** To be done **
Return the count of lines that mention "Järvinen", with no other words.

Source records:
┌──

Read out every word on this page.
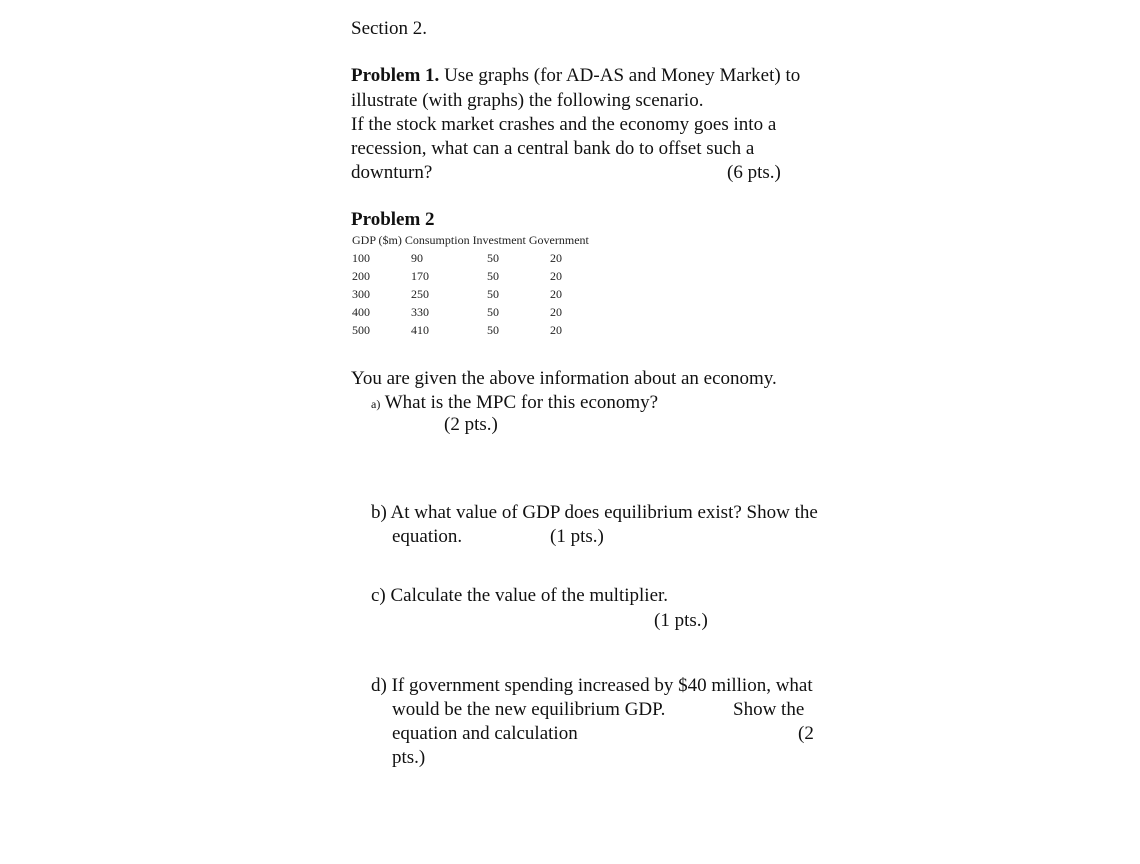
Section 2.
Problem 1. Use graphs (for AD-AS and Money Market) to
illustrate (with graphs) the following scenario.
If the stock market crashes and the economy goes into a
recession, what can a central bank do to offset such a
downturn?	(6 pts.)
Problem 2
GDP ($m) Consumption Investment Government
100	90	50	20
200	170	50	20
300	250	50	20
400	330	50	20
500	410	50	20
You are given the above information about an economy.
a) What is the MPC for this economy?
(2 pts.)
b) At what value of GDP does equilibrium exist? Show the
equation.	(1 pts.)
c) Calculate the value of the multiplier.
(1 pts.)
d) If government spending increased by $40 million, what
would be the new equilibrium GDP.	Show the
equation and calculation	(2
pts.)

└──
┌──

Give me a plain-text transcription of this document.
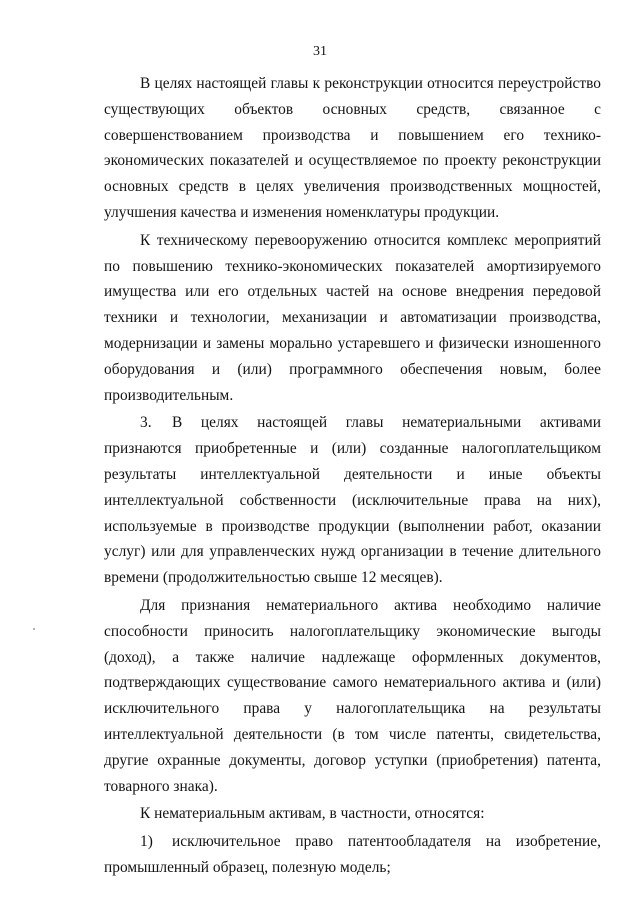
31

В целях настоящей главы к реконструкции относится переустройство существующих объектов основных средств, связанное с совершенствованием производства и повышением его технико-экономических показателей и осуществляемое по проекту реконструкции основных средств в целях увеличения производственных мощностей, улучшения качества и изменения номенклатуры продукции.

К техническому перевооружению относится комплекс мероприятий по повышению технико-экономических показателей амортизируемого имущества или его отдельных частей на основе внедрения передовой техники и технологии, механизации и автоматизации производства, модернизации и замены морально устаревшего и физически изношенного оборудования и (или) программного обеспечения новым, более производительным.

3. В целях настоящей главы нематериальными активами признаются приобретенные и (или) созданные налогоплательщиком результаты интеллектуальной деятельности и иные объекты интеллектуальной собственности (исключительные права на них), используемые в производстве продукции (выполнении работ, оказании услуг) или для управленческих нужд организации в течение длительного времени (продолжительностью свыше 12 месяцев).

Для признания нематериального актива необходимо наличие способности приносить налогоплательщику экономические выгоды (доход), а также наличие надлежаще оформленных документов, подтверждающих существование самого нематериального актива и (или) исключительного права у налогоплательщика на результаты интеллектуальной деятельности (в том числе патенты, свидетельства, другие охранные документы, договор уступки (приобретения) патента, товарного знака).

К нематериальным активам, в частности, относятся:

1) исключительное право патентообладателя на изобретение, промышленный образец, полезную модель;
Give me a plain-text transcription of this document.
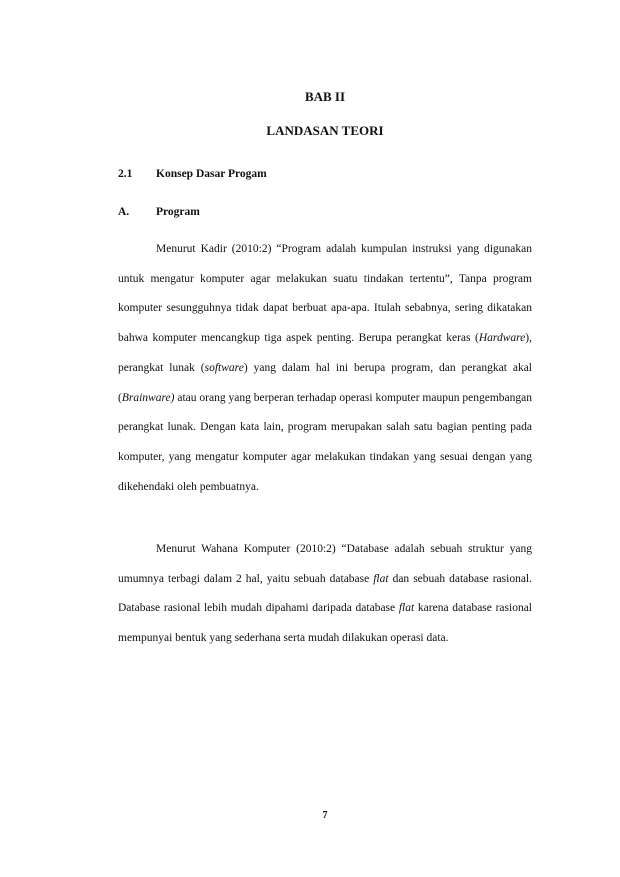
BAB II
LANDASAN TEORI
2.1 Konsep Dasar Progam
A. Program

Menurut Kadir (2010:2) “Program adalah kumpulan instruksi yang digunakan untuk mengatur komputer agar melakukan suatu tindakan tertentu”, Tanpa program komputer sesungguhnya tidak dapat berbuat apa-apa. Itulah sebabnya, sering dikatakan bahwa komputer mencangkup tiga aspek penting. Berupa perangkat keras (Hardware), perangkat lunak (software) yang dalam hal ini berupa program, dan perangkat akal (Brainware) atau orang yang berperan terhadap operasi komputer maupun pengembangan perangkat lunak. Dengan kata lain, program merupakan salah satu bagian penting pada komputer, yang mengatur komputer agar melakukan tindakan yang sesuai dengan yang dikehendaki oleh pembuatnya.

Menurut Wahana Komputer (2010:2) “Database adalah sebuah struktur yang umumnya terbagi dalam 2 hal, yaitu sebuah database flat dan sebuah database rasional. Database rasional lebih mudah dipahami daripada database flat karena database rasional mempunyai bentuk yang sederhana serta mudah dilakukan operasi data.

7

└──
┌──

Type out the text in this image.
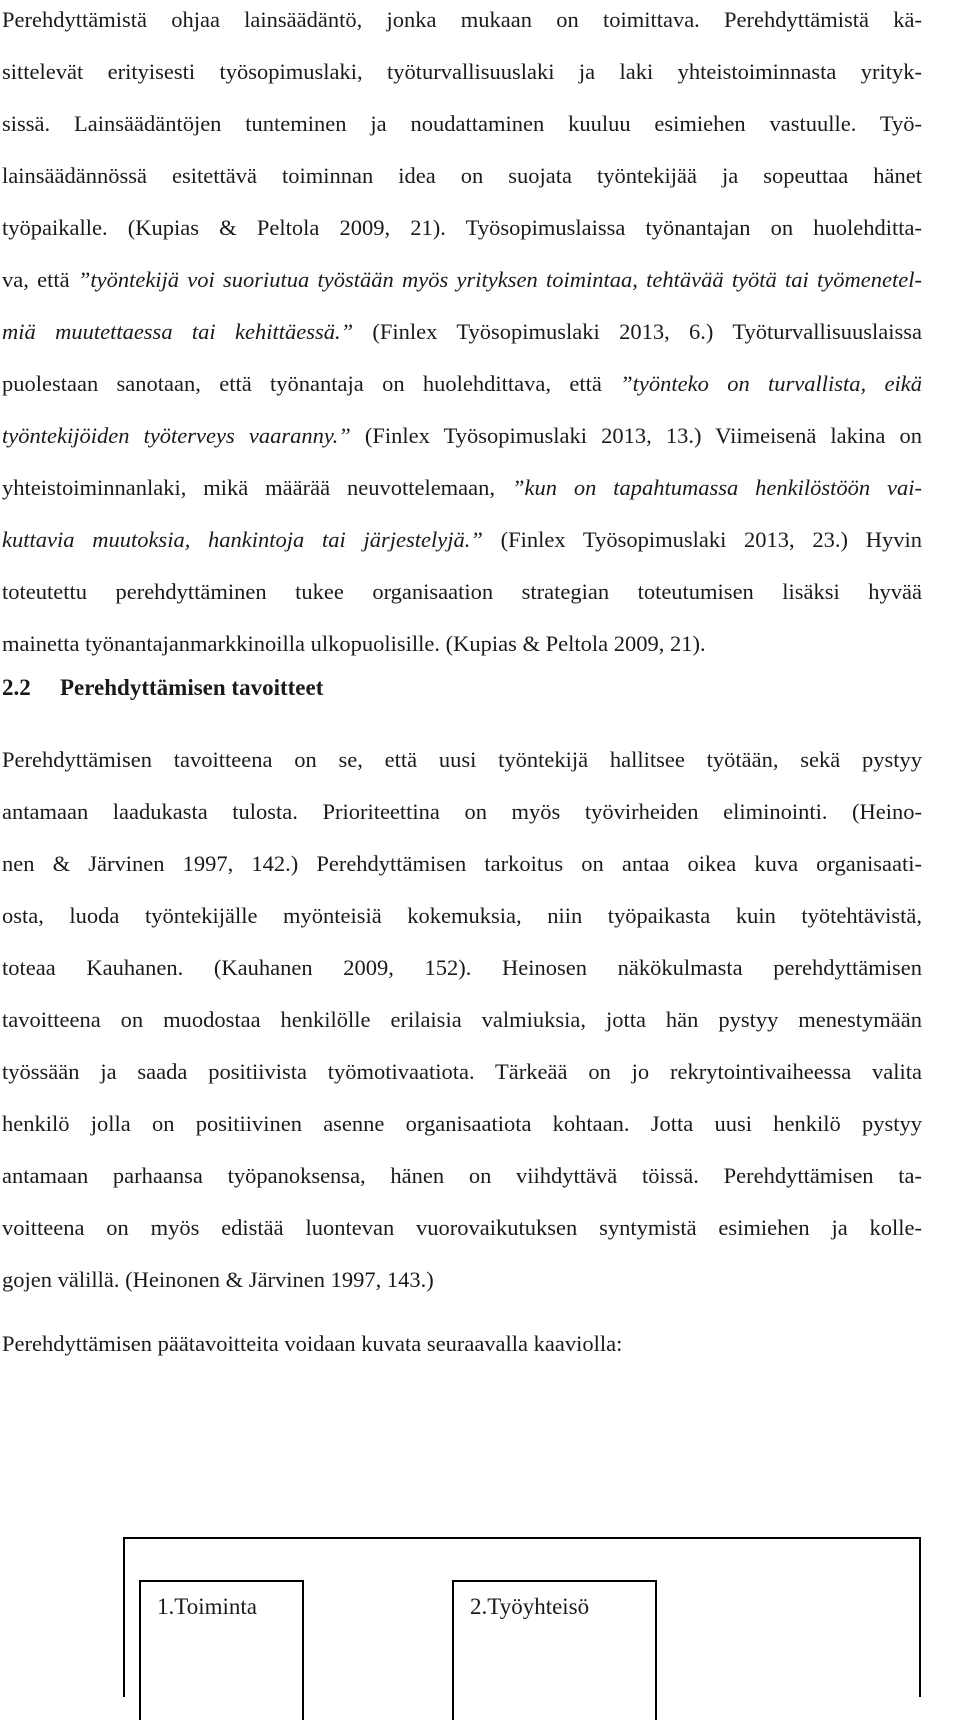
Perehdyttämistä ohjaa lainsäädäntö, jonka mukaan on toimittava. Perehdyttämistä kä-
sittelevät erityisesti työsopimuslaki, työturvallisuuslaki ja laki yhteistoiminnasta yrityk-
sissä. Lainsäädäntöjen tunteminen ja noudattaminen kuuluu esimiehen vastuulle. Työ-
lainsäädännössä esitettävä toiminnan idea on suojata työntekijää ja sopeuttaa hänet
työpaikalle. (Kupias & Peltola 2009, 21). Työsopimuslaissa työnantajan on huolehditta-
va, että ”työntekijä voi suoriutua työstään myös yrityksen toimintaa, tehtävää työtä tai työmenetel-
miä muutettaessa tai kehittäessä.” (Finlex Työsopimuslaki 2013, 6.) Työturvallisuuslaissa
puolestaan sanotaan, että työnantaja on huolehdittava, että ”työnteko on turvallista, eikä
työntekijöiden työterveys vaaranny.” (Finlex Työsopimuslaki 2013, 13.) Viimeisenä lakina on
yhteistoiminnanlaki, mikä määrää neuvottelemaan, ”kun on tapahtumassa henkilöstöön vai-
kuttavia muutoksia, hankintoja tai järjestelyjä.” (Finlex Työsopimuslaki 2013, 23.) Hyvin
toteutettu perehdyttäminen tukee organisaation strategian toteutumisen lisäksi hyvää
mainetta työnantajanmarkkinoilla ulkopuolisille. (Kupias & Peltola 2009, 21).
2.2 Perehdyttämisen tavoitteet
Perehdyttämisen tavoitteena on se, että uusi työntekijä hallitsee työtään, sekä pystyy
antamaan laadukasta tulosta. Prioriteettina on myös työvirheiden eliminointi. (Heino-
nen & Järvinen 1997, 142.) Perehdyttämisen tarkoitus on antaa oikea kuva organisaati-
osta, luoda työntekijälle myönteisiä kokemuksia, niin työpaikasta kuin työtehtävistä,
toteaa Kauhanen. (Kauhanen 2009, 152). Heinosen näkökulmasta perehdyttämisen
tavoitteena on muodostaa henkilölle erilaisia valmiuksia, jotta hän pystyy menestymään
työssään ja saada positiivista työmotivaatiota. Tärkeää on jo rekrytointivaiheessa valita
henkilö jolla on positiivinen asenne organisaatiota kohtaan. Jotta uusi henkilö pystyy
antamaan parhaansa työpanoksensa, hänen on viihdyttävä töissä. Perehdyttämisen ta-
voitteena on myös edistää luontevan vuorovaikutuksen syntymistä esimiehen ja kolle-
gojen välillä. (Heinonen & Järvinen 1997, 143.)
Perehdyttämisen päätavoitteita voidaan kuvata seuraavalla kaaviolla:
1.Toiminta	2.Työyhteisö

└──

** Written solution **
2